What is being asked:
Pick out every line that holds the string "دهانم" and copy it.

**********

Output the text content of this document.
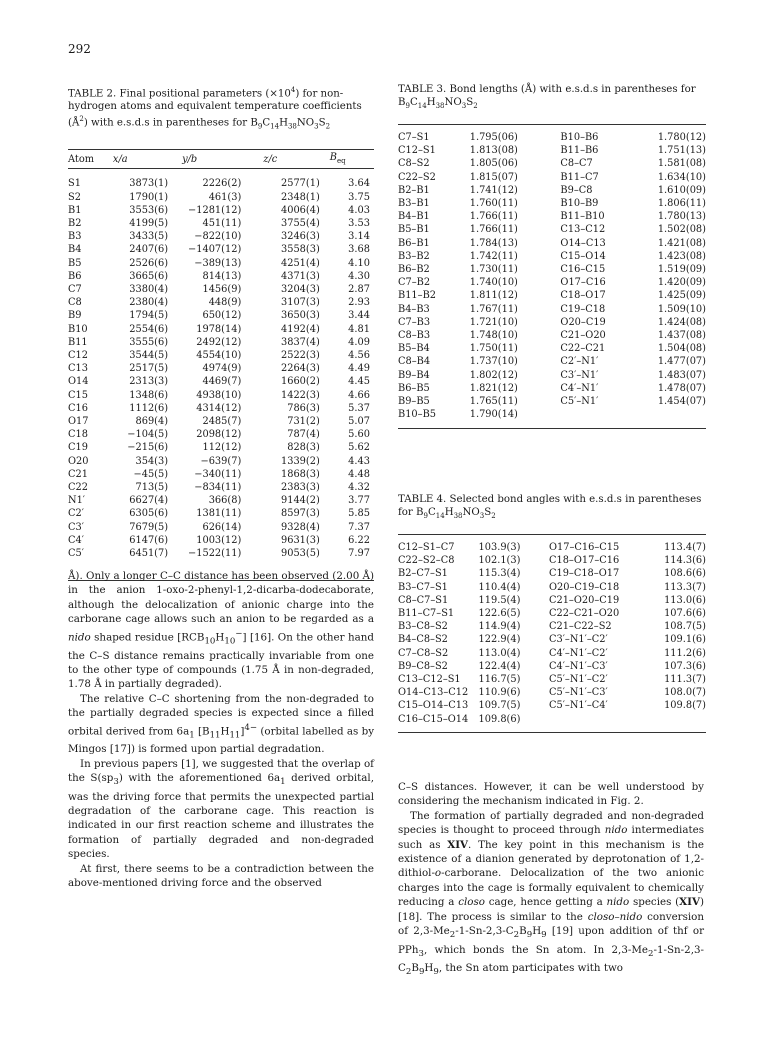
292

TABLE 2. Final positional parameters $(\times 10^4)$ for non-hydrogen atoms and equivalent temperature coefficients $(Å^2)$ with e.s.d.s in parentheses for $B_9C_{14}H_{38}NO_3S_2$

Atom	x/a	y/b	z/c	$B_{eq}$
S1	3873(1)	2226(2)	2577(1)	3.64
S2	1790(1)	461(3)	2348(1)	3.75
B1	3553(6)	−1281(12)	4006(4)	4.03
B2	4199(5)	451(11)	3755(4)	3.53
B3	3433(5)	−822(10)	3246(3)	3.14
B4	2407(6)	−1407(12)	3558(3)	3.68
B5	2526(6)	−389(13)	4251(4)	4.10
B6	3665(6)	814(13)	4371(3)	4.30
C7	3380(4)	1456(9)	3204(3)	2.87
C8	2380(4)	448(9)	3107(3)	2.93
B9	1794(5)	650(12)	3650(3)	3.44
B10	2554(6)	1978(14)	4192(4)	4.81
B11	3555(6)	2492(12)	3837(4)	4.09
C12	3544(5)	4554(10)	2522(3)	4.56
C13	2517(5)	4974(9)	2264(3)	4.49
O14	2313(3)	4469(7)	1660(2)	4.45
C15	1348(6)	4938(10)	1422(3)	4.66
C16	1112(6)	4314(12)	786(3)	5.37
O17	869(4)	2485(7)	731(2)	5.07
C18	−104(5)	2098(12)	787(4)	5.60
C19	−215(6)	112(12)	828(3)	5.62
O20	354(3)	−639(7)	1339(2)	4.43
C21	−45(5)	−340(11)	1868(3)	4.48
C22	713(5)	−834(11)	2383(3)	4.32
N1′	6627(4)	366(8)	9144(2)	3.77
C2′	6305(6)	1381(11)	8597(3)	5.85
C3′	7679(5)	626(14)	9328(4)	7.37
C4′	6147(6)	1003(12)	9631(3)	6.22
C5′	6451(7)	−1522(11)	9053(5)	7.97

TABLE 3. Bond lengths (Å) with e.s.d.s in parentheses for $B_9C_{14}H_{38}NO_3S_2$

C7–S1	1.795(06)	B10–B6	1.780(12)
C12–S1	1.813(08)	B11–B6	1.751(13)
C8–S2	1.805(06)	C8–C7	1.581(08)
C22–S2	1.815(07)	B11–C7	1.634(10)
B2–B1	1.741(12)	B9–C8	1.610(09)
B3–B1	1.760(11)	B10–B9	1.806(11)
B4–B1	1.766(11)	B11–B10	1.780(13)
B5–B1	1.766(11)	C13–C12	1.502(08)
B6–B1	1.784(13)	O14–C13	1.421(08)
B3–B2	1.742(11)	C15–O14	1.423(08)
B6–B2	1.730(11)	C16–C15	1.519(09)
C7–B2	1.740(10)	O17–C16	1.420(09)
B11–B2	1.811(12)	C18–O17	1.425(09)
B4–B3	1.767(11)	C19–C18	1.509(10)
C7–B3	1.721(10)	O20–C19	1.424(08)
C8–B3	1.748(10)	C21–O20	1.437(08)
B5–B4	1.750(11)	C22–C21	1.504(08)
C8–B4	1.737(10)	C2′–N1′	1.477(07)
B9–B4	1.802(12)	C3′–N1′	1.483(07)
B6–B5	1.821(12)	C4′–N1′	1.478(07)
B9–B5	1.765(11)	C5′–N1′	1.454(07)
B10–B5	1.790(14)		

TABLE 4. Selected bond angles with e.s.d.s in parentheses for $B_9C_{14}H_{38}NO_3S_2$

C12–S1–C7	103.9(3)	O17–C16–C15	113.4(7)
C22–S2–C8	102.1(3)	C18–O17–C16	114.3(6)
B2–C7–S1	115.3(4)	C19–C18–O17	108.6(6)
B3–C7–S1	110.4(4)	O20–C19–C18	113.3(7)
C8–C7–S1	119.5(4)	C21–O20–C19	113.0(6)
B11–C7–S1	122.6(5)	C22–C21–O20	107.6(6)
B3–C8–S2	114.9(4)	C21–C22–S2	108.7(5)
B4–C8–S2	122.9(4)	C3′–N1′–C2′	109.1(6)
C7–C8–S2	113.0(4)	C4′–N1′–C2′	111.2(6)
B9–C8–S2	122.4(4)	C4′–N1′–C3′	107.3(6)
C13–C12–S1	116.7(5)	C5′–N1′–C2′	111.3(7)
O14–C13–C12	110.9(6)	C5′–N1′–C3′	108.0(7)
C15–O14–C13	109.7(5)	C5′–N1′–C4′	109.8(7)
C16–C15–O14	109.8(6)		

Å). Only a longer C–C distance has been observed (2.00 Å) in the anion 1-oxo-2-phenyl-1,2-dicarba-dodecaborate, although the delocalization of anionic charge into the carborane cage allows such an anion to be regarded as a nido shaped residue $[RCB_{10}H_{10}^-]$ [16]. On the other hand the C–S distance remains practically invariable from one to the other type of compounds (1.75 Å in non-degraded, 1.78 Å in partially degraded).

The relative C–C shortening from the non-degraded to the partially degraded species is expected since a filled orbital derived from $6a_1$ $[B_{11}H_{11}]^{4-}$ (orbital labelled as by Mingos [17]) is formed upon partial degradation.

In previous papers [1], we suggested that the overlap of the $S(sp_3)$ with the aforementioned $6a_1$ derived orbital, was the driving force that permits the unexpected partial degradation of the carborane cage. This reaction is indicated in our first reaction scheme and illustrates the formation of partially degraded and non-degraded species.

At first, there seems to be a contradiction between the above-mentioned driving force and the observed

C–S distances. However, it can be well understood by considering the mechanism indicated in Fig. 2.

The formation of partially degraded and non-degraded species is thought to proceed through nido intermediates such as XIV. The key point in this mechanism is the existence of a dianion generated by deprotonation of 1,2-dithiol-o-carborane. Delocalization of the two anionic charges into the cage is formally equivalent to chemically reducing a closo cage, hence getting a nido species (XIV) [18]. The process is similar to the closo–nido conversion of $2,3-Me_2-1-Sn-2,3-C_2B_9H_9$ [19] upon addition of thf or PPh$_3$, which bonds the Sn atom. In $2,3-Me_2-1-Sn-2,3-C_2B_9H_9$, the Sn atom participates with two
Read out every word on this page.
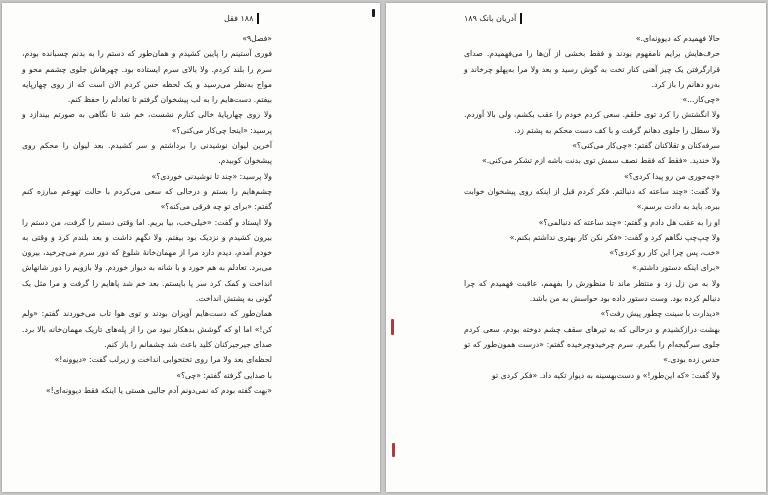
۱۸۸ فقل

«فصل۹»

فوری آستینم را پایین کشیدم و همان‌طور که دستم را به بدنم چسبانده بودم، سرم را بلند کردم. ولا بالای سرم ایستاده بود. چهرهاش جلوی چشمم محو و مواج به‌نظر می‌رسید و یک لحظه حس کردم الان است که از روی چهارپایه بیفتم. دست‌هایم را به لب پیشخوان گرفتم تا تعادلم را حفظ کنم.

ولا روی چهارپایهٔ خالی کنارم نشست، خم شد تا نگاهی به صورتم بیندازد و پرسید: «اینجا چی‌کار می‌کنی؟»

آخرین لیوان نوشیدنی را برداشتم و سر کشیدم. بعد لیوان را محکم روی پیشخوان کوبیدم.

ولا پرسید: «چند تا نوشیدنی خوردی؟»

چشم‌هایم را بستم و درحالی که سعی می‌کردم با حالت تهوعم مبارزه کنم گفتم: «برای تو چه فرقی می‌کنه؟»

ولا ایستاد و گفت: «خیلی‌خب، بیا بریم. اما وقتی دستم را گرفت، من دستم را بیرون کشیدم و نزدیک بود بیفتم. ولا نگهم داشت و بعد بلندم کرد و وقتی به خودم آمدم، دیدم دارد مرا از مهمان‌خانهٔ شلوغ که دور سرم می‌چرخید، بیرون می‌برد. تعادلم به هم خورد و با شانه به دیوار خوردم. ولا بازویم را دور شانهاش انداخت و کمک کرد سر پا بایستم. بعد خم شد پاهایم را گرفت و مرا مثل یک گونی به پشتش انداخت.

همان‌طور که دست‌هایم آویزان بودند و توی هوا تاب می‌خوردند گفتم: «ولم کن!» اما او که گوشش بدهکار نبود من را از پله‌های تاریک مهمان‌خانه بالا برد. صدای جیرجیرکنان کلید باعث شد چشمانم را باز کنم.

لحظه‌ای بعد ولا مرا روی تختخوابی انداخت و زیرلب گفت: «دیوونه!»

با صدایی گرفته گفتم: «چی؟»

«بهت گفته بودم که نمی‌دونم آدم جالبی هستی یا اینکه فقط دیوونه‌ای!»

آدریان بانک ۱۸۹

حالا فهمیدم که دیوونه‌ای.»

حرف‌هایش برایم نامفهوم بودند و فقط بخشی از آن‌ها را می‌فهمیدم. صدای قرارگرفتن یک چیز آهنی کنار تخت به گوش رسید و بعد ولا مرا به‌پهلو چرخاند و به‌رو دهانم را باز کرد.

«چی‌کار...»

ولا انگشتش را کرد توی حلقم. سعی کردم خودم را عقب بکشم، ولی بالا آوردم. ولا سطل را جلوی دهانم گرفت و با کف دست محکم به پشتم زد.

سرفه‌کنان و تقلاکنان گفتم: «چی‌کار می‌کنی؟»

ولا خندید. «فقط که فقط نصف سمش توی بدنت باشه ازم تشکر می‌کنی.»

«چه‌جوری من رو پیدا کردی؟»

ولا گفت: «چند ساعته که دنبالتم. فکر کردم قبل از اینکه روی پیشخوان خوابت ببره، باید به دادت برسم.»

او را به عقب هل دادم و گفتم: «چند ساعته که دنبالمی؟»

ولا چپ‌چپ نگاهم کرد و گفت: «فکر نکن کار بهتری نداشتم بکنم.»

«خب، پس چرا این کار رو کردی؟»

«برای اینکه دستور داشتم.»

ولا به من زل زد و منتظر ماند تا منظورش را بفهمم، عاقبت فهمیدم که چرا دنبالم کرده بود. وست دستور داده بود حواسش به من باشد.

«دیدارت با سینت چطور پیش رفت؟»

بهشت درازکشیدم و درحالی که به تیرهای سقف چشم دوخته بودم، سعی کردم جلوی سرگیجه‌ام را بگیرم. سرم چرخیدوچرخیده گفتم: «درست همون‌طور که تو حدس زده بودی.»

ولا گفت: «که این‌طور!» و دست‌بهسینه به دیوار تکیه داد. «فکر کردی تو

**********

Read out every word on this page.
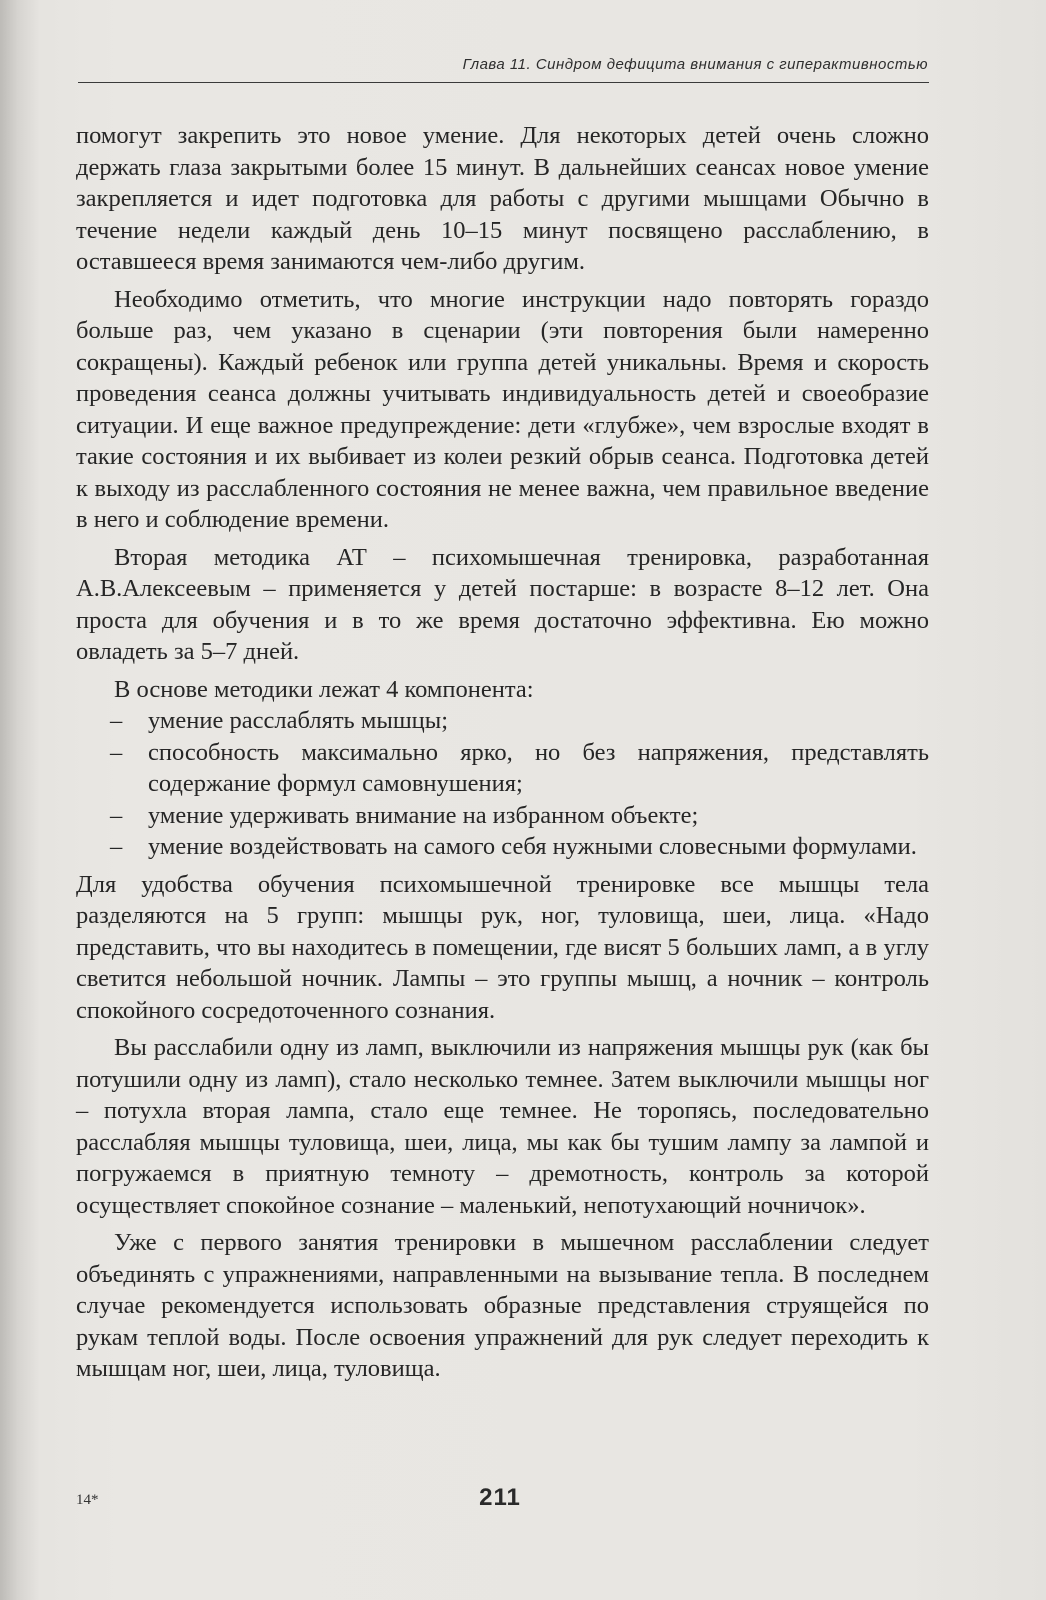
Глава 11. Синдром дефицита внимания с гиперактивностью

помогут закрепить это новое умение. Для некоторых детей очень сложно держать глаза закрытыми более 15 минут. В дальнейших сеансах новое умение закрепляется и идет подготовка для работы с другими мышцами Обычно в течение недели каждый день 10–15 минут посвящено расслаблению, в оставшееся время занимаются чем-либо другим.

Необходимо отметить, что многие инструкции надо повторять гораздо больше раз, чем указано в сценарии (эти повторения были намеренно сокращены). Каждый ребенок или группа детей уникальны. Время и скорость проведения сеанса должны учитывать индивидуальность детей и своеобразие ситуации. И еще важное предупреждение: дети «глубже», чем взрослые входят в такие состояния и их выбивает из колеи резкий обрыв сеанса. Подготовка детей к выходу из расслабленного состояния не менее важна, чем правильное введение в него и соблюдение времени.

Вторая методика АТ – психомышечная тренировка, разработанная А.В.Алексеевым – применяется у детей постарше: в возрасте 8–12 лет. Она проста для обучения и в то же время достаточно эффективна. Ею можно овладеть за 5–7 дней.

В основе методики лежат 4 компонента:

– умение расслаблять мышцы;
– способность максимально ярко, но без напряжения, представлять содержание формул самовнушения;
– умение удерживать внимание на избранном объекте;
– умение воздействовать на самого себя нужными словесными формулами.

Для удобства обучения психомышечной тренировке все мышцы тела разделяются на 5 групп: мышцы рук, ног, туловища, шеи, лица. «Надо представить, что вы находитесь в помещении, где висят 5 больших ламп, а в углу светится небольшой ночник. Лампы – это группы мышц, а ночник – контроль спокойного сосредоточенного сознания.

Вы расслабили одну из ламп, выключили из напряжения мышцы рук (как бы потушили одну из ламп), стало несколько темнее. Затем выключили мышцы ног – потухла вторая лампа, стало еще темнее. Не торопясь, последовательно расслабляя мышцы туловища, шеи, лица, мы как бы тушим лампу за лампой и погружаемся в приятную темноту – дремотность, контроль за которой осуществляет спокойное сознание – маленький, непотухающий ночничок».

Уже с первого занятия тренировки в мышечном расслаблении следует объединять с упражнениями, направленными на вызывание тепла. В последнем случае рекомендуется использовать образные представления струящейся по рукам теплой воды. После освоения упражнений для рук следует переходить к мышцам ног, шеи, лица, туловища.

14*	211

**********

Answer to the task:
حرف‌هایش برایم نامفهوم بودند و فقط بخشی از آن‌ها را می‌فهمیدم. صدای قرارگرفتن یک چیز آهنی کنار تخت به گوش رسید و بعد ولا مرا به‌پهلو چرخاند و به‌رو دهانم را باز کرد.
ولا انگشتش را کرد توی حلقم. سعی کردم خودم را عقب بکشم، ولی بالا آوردم. ولا سطل را جلوی دهانم گرفت و با کف دست محکم به پشتم زد.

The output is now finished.